>> START

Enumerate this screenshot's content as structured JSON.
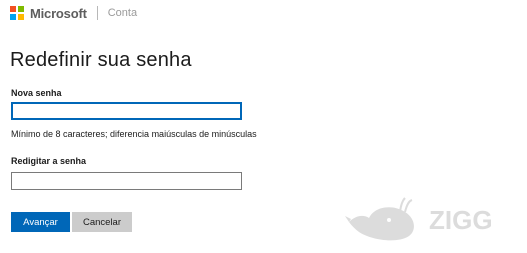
{
  "header": {
    "brand": "Microsoft",
    "section": "Conta",
    "logo_colors": [
      "#f25022",
      "#7fba00",
      "#00a4ef",
      "#ffb900"
    ]
  },
  "page": {
    "title": "Redefinir sua senha"
  },
  "form": {
    "new_password_label": "Nova senha",
    "new_password_value": "",
    "hint": "Mínimo de 8 caracteres; diferencia maiúsculas de minúsculas",
    "confirm_password_label": "Redigitar a senha",
    "confirm_password_value": ""
  },
  "buttons": {
    "next_label": "Avançar",
    "cancel_label": "Cancelar"
  },
  "watermark": {
    "text": "ZIGG",
    "icon": "whale-icon"
  },
  "colors": {
    "accent": "#0067b8",
    "secondary_button": "#cccccc",
    "watermark": "#dcdcdc"
  }
}
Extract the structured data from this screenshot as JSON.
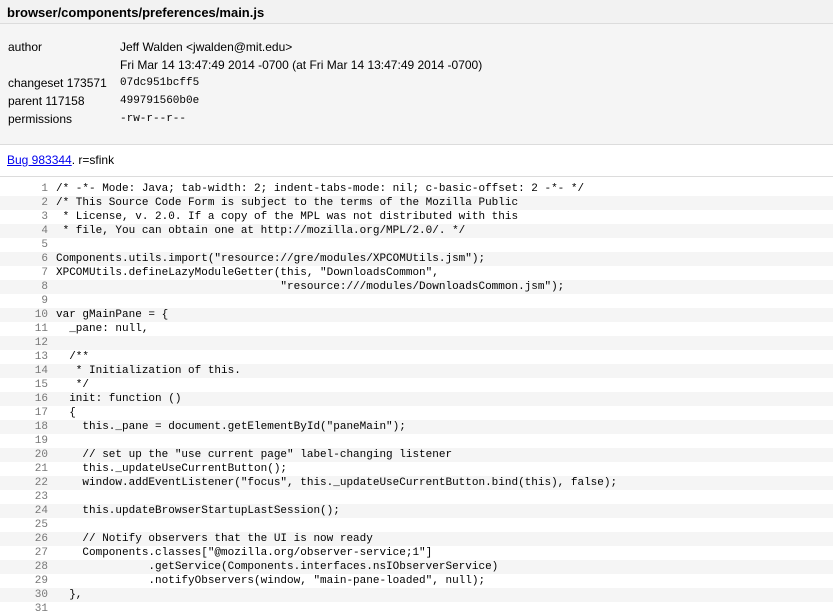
{
  "file_path": "browser/components/preferences/main.js",
  "meta": {
    "author_label": "author",
    "author_name": "Jeff Walden <jwalden@mit.edu>",
    "author_date": "Fri Mar 14 13:47:49 2014 -0700 (at Fri Mar 14 13:47:49 2014 -0700)",
    "changeset_label": "changeset 173571",
    "changeset_value": "07dc951bcff5",
    "parent_label": "parent 117158",
    "parent_value": "499791560b0e",
    "permissions_label": "permissions",
    "permissions_value": "-rw-r--r--"
  },
  "description": {
    "bug_link": "Bug 983344",
    "rest": ". r=sfink"
  },
  "code_lines": [
    {
      "num": "1",
      "text": "/* -*- Mode: Java; tab-width: 2; indent-tabs-mode: nil; c-basic-offset: 2 -*- */"
    },
    {
      "num": "2",
      "text": "/* This Source Code Form is subject to the terms of the Mozilla Public"
    },
    {
      "num": "3",
      "text": " * License, v. 2.0. If a copy of the MPL was not distributed with this"
    },
    {
      "num": "4",
      "text": " * file, You can obtain one at http://mozilla.org/MPL/2.0/. */"
    },
    {
      "num": "5",
      "text": ""
    },
    {
      "num": "6",
      "text": "Components.utils.import(\"resource://gre/modules/XPCOMUtils.jsm\");"
    },
    {
      "num": "7",
      "text": "XPCOMUtils.defineLazyModuleGetter(this, \"DownloadsCommon\","
    },
    {
      "num": "8",
      "text": "                                  \"resource:///modules/DownloadsCommon.jsm\");"
    },
    {
      "num": "9",
      "text": ""
    },
    {
      "num": "10",
      "text": "var gMainPane = {"
    },
    {
      "num": "11",
      "text": "  _pane: null,"
    },
    {
      "num": "12",
      "text": ""
    },
    {
      "num": "13",
      "text": "  /**"
    },
    {
      "num": "14",
      "text": "   * Initialization of this."
    },
    {
      "num": "15",
      "text": "   */"
    },
    {
      "num": "16",
      "text": "  init: function ()"
    },
    {
      "num": "17",
      "text": "  {"
    },
    {
      "num": "18",
      "text": "    this._pane = document.getElementById(\"paneMain\");"
    },
    {
      "num": "19",
      "text": ""
    },
    {
      "num": "20",
      "text": "    // set up the \"use current page\" label-changing listener"
    },
    {
      "num": "21",
      "text": "    this._updateUseCurrentButton();"
    },
    {
      "num": "22",
      "text": "    window.addEventListener(\"focus\", this._updateUseCurrentButton.bind(this), false);"
    },
    {
      "num": "23",
      "text": ""
    },
    {
      "num": "24",
      "text": "    this.updateBrowserStartupLastSession();"
    },
    {
      "num": "25",
      "text": ""
    },
    {
      "num": "26",
      "text": "    // Notify observers that the UI is now ready"
    },
    {
      "num": "27",
      "text": "    Components.classes[\"@mozilla.org/observer-service;1\"]"
    },
    {
      "num": "28",
      "text": "              .getService(Components.interfaces.nsIObserverService)"
    },
    {
      "num": "29",
      "text": "              .notifyObservers(window, \"main-pane-loaded\", null);"
    },
    {
      "num": "30",
      "text": "  },"
    },
    {
      "num": "31",
      "text": ""
    }
  ]
}
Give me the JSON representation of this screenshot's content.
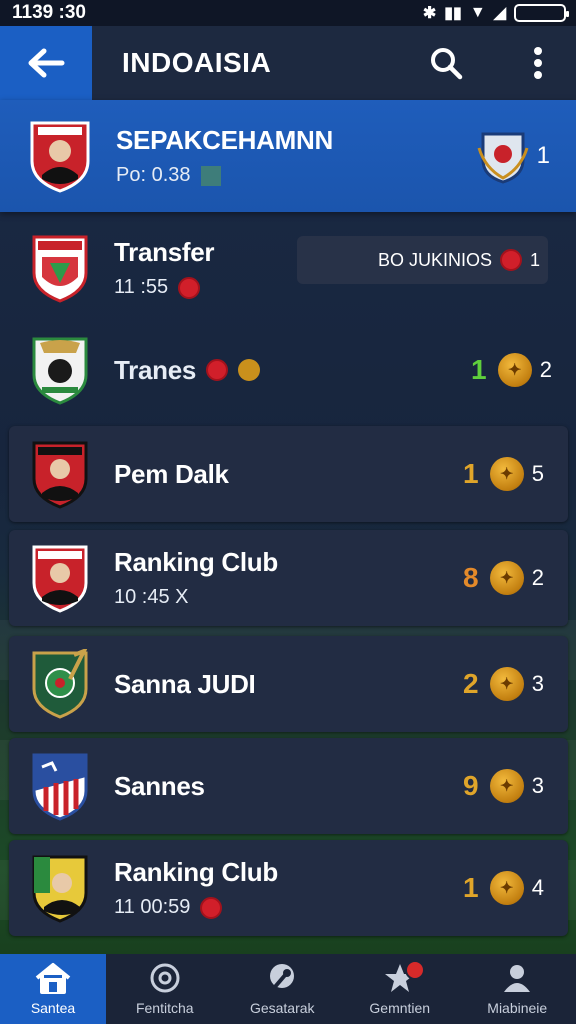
{
  "status_bar": {
    "time": "1139 :30"
  },
  "app_bar": {
    "title": "INDOAISIA"
  },
  "featured": {
    "name": "SEPAKCEHAMNN",
    "sub": "Po: 0.38",
    "rank": "1"
  },
  "transfer_pill": {
    "label": "BO JUKINIOS",
    "count": "1"
  },
  "rows": [
    {
      "name": "Transfer",
      "sub": "11 :55",
      "num": "",
      "rank": ""
    },
    {
      "name": "Tranes",
      "sub": "",
      "num": "1",
      "rank": "2"
    },
    {
      "name": "Pem Dalk",
      "sub": "",
      "num": "1",
      "rank": "5"
    },
    {
      "name": "Ranking Club",
      "sub": "10 :45 X",
      "num": "8",
      "rank": "2"
    },
    {
      "name": "Sanna JUDI",
      "sub": "",
      "num": "2",
      "rank": "3"
    },
    {
      "name": "Sannes",
      "sub": "",
      "num": "9",
      "rank": "3"
    },
    {
      "name": "Ranking Club",
      "sub": "11 00:59",
      "num": "1",
      "rank": "4"
    }
  ],
  "bottom_nav": [
    {
      "label": "Santea",
      "icon": "home-icon"
    },
    {
      "label": "Fentitcha",
      "icon": "fixture-icon"
    },
    {
      "label": "Gesatarak",
      "icon": "tools-icon"
    },
    {
      "label": "Gemntien",
      "icon": "star-icon"
    },
    {
      "label": "Miabineie",
      "icon": "profile-icon"
    }
  ],
  "colors": {
    "accent": "#1b5fc4",
    "card": "#222c43",
    "gold": "#e0a52a",
    "green": "#5fcf3c"
  }
}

>> END

◆ **Brief**
From the material above, copy everything exactly but the pictures.

◆ **Result of the exercise**
Enumerate this screenshot's content as structured JSON.
{
  "header": {
    "brand": "Microsoft",
    "section": "Conta",
    "logo_colors": [
      "#f25022",
      "#7fba00",
      "#00a4ef",
      "#ffb900"
    ]
  },
  "page": {
    "title": "Redefinir sua senha"
  },
  "form": {
    "new_password_label": "Nova senha",
    "new_password_value": "",
    "hint": "Mínimo de 8 caracteres; diferencia maiúsculas de minúsculas",
    "confirm_password_label": "Redigitar a senha",
    "confirm_password_value": ""
  },
  "buttons": {
    "next_label": "Avançar",
    "cancel_label": "Cancelar"
  },
  "watermark": {
    "text": "ZIGG",
    "icon": "whale-icon"
  },
  "colors": {
    "accent": "#0067b8",
    "secondary_button": "#cccccc",
    "watermark": "#dcdcdc"
  }
}
Extract the structured data from this screenshot as JSON.
{
  "file_path": "browser/components/preferences/main.js",
  "meta": {
    "author_label": "author",
    "author_name": "Jeff Walden <jwalden@mit.edu>",
    "author_date": "Fri Mar 14 13:47:49 2014 -0700 (at Fri Mar 14 13:47:49 2014 -0700)",
    "changeset_label": "changeset 173571",
    "changeset_value": "07dc951bcff5",
    "parent_label": "parent 117158",
    "parent_value": "499791560b0e",
    "permissions_label": "permissions",
    "permissions_value": "-rw-r--r--"
  },
  "description": {
    "bug_link": "Bug 983344",
    "rest": ". r=sfink"
  },
  "code_lines": [
    {
      "num": "1",
      "text": "/* -*- Mode: Java; tab-width: 2; indent-tabs-mode: nil; c-basic-offset: 2 -*- */"
    },
    {
      "num": "2",
      "text": "/* This Source Code Form is subject to the terms of the Mozilla Public"
    },
    {
      "num": "3",
      "text": " * License, v. 2.0. If a copy of the MPL was not distributed with this"
    },
    {
      "num": "4",
      "text": " * file, You can obtain one at http://mozilla.org/MPL/2.0/. */"
    },
    {
      "num": "5",
      "text": ""
    },
    {
      "num": "6",
      "text": "Components.utils.import(\"resource://gre/modules/XPCOMUtils.jsm\");"
    },
    {
      "num": "7",
      "text": "XPCOMUtils.defineLazyModuleGetter(this, \"DownloadsCommon\","
    },
    {
      "num": "8",
      "text": "                                  \"resource:///modules/DownloadsCommon.jsm\");"
    },
    {
      "num": "9",
      "text": ""
    },
    {
      "num": "10",
      "text": "var gMainPane = {"
    },
    {
      "num": "11",
      "text": "  _pane: null,"
    },
    {
      "num": "12",
      "text": ""
    },
    {
      "num": "13",
      "text": "  /**"
    },
    {
      "num": "14",
      "text": "   * Initialization of this."
    },
    {
      "num": "15",
      "text": "   */"
    },
    {
      "num": "16",
      "text": "  init: function ()"
    },
    {
      "num": "17",
      "text": "  {"
    },
    {
      "num": "18",
      "text": "    this._pane = document.getElementById(\"paneMain\");"
    },
    {
      "num": "19",
      "text": ""
    },
    {
      "num": "20",
      "text": "    // set up the \"use current page\" label-changing listener"
    },
    {
      "num": "21",
      "text": "    this._updateUseCurrentButton();"
    },
    {
      "num": "22",
      "text": "    window.addEventListener(\"focus\", this._updateUseCurrentButton.bind(this), false);"
    },
    {
      "num": "23",
      "text": ""
    },
    {
      "num": "24",
      "text": "    this.updateBrowserStartupLastSession();"
    },
    {
      "num": "25",
      "text": ""
    },
    {
      "num": "26",
      "text": "    // Notify observers that the UI is now ready"
    },
    {
      "num": "27",
      "text": "    Components.classes[\"@mozilla.org/observer-service;1\"]"
    },
    {
      "num": "28",
      "text": "              .getService(Components.interfaces.nsIObserverService)"
    },
    {
      "num": "29",
      "text": "              .notifyObservers(window, \"main-pane-loaded\", null);"
    },
    {
      "num": "30",
      "text": "  },"
    },
    {
      "num": "31",
      "text": ""
    }
  ]
}
Give me the JSON representation of this screenshot's content.
{
  "status_bar": {
    "time": "1139 :30"
  },
  "app_bar": {
    "title": "INDOAISIA"
  },
  "featured": {
    "name": "SEPAKCEHAMNN",
    "sub": "Po: 0.38",
    "rank": "1"
  },
  "transfer_pill": {
    "label": "BO JUKINIOS",
    "count": "1"
  },
  "rows": [
    {
      "name": "Transfer",
      "sub": "11 :55",
      "num": "",
      "rank": ""
    },
    {
      "name": "Tranes",
      "sub": "",
      "num": "1",
      "rank": "2"
    },
    {
      "name": "Pem Dalk",
      "sub": "",
      "num": "1",
      "rank": "5"
    },
    {
      "name": "Ranking Club",
      "sub": "10 :45 X",
      "num": "8",
      "rank": "2"
    },
    {
      "name": "Sanna JUDI",
      "sub": "",
      "num": "2",
      "rank": "3"
    },
    {
      "name": "Sannes",
      "sub": "",
      "num": "9",
      "rank": "3"
    },
    {
      "name": "Ranking Club",
      "sub": "11 00:59",
      "num": "1",
      "rank": "4"
    }
  ],
  "bottom_nav": [
    {
      "label": "Santea",
      "icon": "home-icon"
    },
    {
      "label": "Fentitcha",
      "icon": "fixture-icon"
    },
    {
      "label": "Gesatarak",
      "icon": "tools-icon"
    },
    {
      "label": "Gemntien",
      "icon": "star-icon"
    },
    {
      "label": "Miabineie",
      "icon": "profile-icon"
    }
  ],
  "colors": {
    "accent": "#1b5fc4",
    "card": "#222c43",
    "gold": "#e0a52a",
    "green": "#5fcf3c"
  }
}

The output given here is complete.